_Problem description_. Lines holding the string "JSON" are the ones to copy from this listing.

_Input data_.
----------------

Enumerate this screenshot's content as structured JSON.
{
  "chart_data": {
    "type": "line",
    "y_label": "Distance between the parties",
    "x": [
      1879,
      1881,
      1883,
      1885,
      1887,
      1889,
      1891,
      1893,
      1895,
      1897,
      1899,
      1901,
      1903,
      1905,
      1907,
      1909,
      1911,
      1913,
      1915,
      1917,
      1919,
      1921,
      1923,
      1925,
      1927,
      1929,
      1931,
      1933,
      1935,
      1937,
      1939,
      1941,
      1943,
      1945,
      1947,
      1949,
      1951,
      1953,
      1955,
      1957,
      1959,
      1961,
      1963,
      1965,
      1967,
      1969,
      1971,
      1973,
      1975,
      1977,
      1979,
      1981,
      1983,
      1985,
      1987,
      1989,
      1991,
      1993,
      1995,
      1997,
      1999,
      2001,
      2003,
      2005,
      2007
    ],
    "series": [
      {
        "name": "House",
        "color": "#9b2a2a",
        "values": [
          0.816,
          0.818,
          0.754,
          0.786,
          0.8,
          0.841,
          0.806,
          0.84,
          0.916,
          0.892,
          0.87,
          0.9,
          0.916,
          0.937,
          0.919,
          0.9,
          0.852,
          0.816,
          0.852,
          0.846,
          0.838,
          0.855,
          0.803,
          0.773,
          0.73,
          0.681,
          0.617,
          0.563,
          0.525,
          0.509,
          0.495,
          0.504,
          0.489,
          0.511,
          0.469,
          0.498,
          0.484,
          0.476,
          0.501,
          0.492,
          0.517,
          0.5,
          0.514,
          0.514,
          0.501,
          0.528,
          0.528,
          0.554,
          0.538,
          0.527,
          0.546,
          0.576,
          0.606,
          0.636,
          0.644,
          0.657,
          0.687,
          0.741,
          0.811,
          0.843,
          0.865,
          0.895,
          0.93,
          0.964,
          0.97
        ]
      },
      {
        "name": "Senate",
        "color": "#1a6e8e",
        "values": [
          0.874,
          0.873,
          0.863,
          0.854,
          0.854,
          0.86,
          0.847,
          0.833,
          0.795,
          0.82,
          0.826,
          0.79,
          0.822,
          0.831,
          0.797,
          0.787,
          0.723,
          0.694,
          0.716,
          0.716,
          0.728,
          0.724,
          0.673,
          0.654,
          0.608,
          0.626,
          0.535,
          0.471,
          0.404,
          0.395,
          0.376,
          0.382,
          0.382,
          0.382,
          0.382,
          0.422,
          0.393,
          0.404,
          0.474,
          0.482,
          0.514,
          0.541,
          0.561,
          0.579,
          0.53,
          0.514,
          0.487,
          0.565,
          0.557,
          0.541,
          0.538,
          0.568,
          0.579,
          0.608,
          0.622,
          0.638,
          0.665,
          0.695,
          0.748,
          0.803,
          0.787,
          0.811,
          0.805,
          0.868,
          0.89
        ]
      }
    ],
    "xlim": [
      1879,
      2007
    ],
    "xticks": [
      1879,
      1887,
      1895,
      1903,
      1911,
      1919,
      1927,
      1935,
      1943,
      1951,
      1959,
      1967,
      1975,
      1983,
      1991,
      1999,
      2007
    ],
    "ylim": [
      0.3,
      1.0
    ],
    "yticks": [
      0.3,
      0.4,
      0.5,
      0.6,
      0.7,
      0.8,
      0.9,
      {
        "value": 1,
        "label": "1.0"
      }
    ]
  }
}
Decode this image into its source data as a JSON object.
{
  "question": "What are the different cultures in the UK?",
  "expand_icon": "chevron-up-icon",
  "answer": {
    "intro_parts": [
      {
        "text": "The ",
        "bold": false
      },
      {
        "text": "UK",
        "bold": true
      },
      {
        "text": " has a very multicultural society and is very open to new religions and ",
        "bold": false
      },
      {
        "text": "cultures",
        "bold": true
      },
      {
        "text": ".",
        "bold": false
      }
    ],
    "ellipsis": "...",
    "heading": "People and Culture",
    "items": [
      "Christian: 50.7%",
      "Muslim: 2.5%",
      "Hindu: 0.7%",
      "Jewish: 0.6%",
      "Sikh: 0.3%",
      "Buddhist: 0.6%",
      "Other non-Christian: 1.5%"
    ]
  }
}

----------------

_Response below_.
Enumerate this screenshot's content as structured JSON.
Decode this image into its source data as a JSON object.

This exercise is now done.